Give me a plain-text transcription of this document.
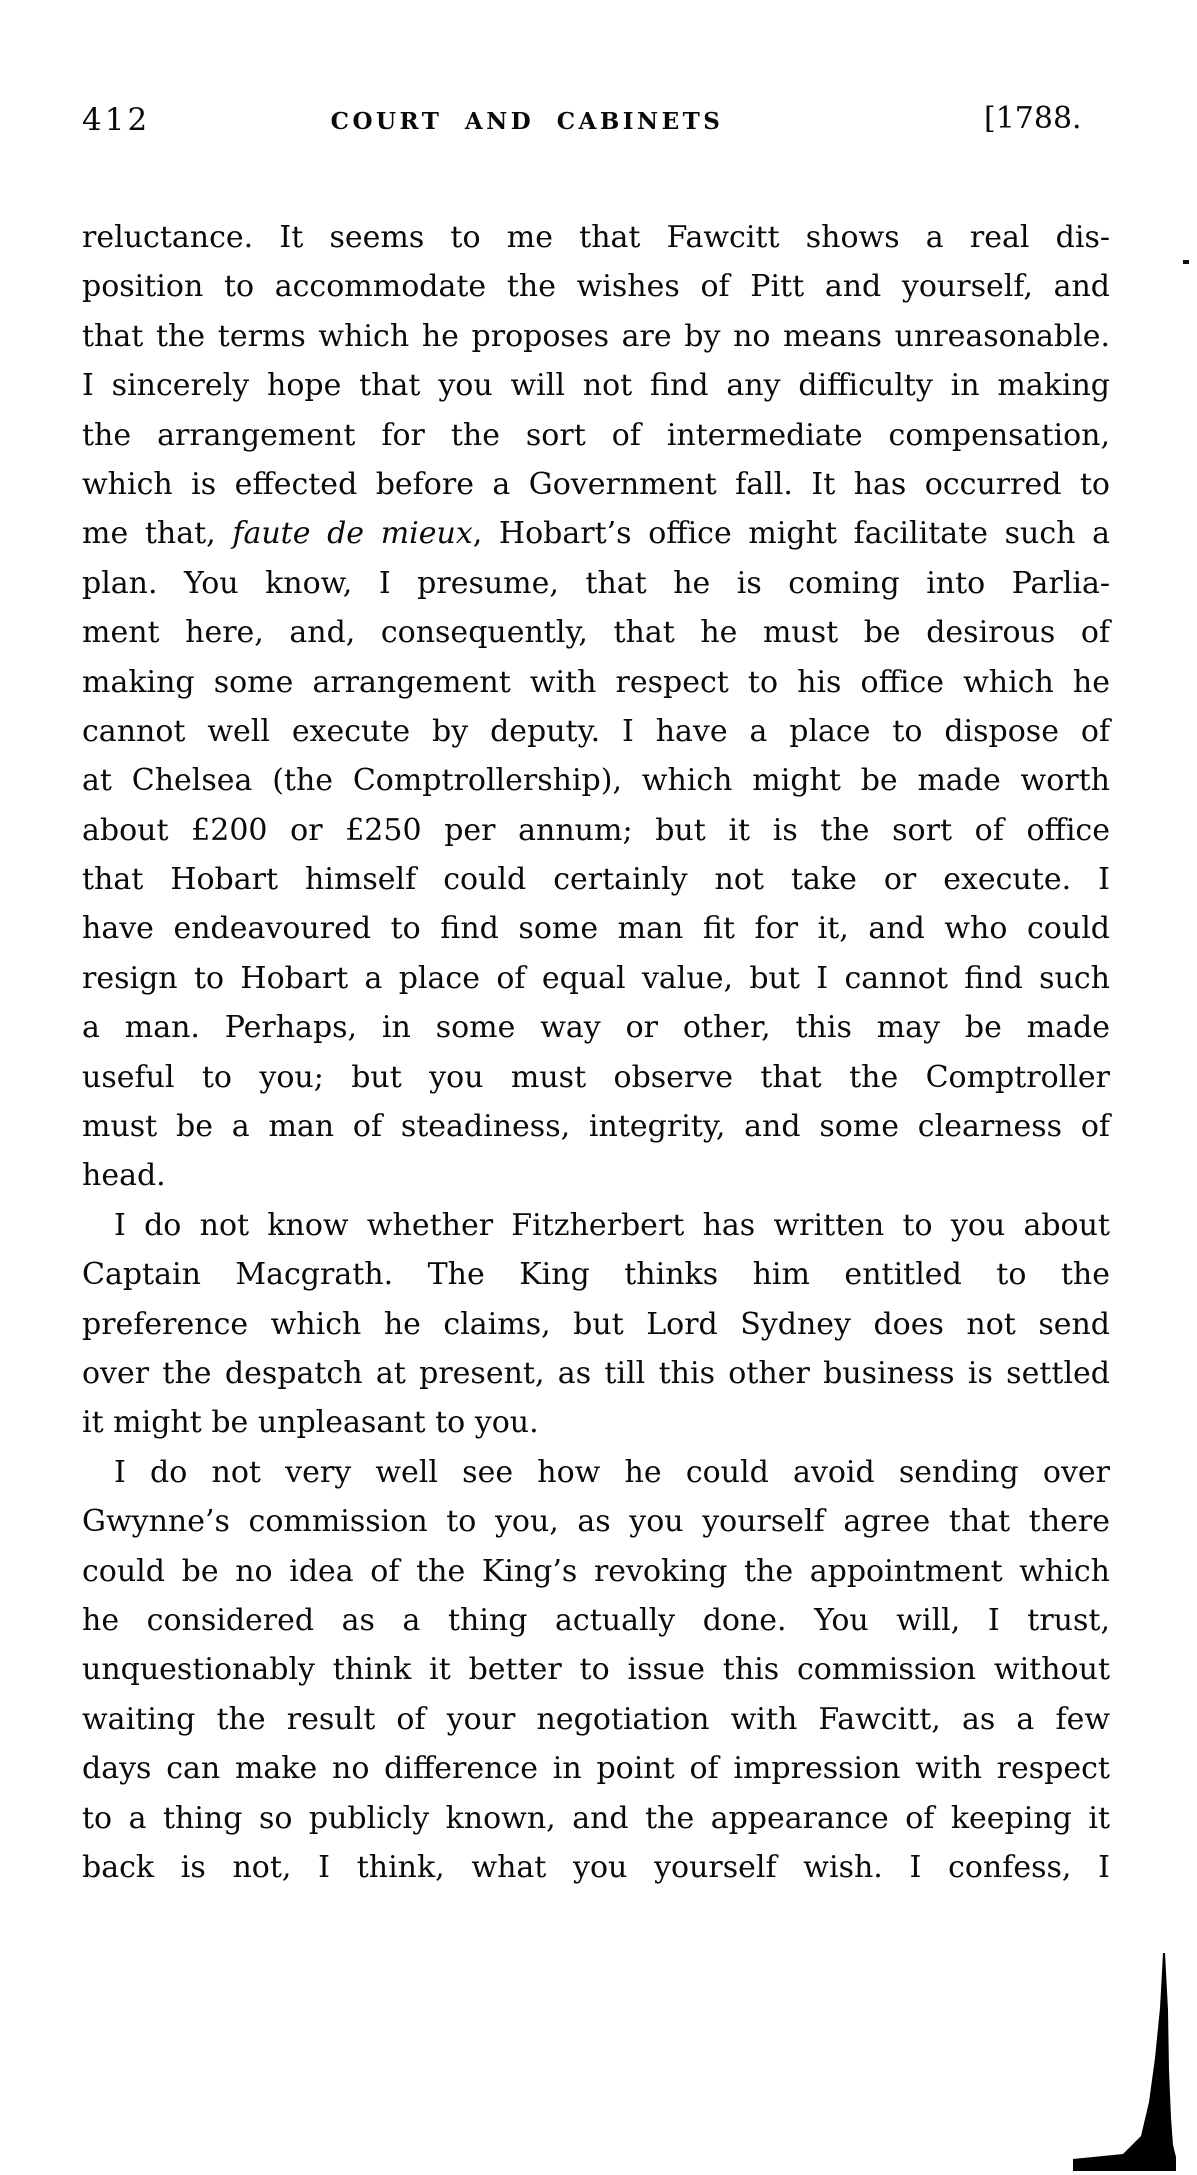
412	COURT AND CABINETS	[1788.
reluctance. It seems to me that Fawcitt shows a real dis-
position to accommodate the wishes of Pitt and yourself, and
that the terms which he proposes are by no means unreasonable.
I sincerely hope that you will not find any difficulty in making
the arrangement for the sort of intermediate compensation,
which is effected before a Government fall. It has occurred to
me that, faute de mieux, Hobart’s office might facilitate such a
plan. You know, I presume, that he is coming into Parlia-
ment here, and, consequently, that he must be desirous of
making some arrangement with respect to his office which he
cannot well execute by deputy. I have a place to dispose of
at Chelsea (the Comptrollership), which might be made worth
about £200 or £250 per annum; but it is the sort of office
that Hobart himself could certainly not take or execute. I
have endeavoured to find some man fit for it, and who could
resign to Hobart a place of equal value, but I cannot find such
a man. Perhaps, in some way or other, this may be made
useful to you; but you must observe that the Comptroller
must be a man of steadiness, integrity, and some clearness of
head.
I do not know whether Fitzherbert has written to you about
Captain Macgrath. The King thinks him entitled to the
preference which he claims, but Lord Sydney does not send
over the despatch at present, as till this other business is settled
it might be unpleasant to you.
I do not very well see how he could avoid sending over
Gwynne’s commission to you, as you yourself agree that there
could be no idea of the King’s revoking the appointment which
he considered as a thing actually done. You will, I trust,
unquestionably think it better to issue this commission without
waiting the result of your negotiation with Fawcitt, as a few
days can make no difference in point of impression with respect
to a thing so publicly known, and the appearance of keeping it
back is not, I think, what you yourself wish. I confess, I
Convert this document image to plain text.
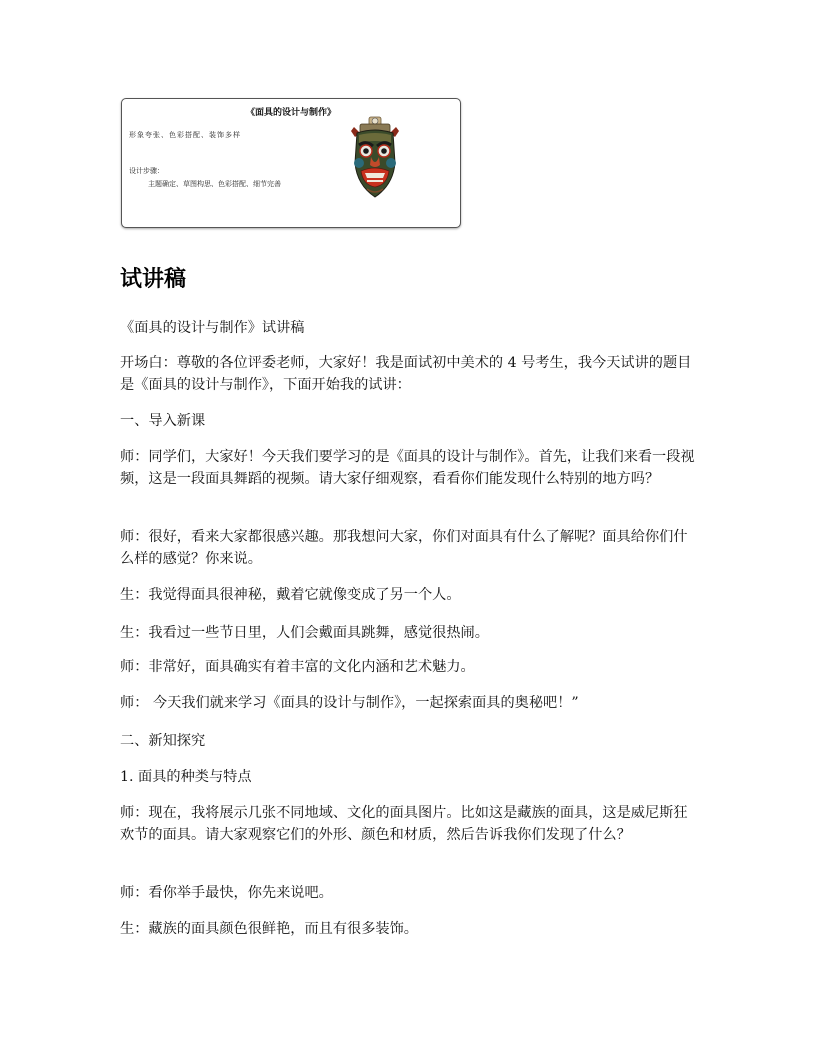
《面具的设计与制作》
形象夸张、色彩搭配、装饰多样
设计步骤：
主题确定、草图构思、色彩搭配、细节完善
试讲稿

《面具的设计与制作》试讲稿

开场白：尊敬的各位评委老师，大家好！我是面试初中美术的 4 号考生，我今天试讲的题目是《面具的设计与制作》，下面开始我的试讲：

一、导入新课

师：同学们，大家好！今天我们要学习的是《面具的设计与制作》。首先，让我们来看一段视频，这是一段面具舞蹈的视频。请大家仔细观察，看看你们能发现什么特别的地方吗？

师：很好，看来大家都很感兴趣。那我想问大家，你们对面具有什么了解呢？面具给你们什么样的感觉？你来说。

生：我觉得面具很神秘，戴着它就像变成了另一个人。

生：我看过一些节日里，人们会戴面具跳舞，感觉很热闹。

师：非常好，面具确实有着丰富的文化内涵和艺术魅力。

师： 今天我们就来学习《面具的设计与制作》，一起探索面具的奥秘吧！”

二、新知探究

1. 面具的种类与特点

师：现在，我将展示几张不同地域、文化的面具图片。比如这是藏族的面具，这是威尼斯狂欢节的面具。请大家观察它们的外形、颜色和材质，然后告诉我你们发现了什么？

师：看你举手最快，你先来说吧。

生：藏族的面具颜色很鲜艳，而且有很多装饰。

#####

Would you return the data exactly as written, without the pictures?

Answer below:
Give me a plain-text transcription of this document.
412	COURT AND CABINETS	[1788.
reluctance. It seems to me that Fawcitt shows a real dis-
position to accommodate the wishes of Pitt and yourself, and
that the terms which he proposes are by no means unreasonable.
I sincerely hope that you will not find any difficulty in making
the arrangement for the sort of intermediate compensation,
which is effected before a Government fall. It has occurred to
me that, faute de mieux, Hobart’s office might facilitate such a
plan. You know, I presume, that he is coming into Parlia-
ment here, and, consequently, that he must be desirous of
making some arrangement with respect to his office which he
cannot well execute by deputy. I have a place to dispose of
at Chelsea (the Comptrollership), which might be made worth
about £200 or £250 per annum; but it is the sort of office
that Hobart himself could certainly not take or execute. I
have endeavoured to find some man fit for it, and who could
resign to Hobart a place of equal value, but I cannot find such
a man. Perhaps, in some way or other, this may be made
useful to you; but you must observe that the Comptroller
must be a man of steadiness, integrity, and some clearness of
head.
I do not know whether Fitzherbert has written to you about
Captain Macgrath. The King thinks him entitled to the
preference which he claims, but Lord Sydney does not send
over the despatch at present, as till this other business is settled
it might be unpleasant to you.
I do not very well see how he could avoid sending over
Gwynne’s commission to you, as you yourself agree that there
could be no idea of the King’s revoking the appointment which
he considered as a thing actually done. You will, I trust,
unquestionably think it better to issue this commission without
waiting the result of your negotiation with Fawcitt, as a few
days can make no difference in point of impression with respect
to a thing so publicly known, and the appearance of keeping it
back is not, I think, what you yourself wish. I confess, I
Convert this document image to plain text.
《面具的设计与制作》
形象夸张、色彩搭配、装饰多样
设计步骤：
主题确定、草图构思、色彩搭配、细节完善
试讲稿

《面具的设计与制作》试讲稿

开场白：尊敬的各位评委老师，大家好！我是面试初中美术的 4 号考生，我今天试讲的题目是《面具的设计与制作》，下面开始我的试讲：

一、导入新课

师：同学们，大家好！今天我们要学习的是《面具的设计与制作》。首先，让我们来看一段视频，这是一段面具舞蹈的视频。请大家仔细观察，看看你们能发现什么特别的地方吗？

师：很好，看来大家都很感兴趣。那我想问大家，你们对面具有什么了解呢？面具给你们什么样的感觉？你来说。

生：我觉得面具很神秘，戴着它就像变成了另一个人。

生：我看过一些节日里，人们会戴面具跳舞，感觉很热闹。

师：非常好，面具确实有着丰富的文化内涵和艺术魅力。

师： 今天我们就来学习《面具的设计与制作》，一起探索面具的奥秘吧！”

二、新知探究

1. 面具的种类与特点

师：现在，我将展示几张不同地域、文化的面具图片。比如这是藏族的面具，这是威尼斯狂欢节的面具。请大家观察它们的外形、颜色和材质，然后告诉我你们发现了什么？

师：看你举手最快，你先来说吧。

生：藏族的面具颜色很鲜艳，而且有很多装饰。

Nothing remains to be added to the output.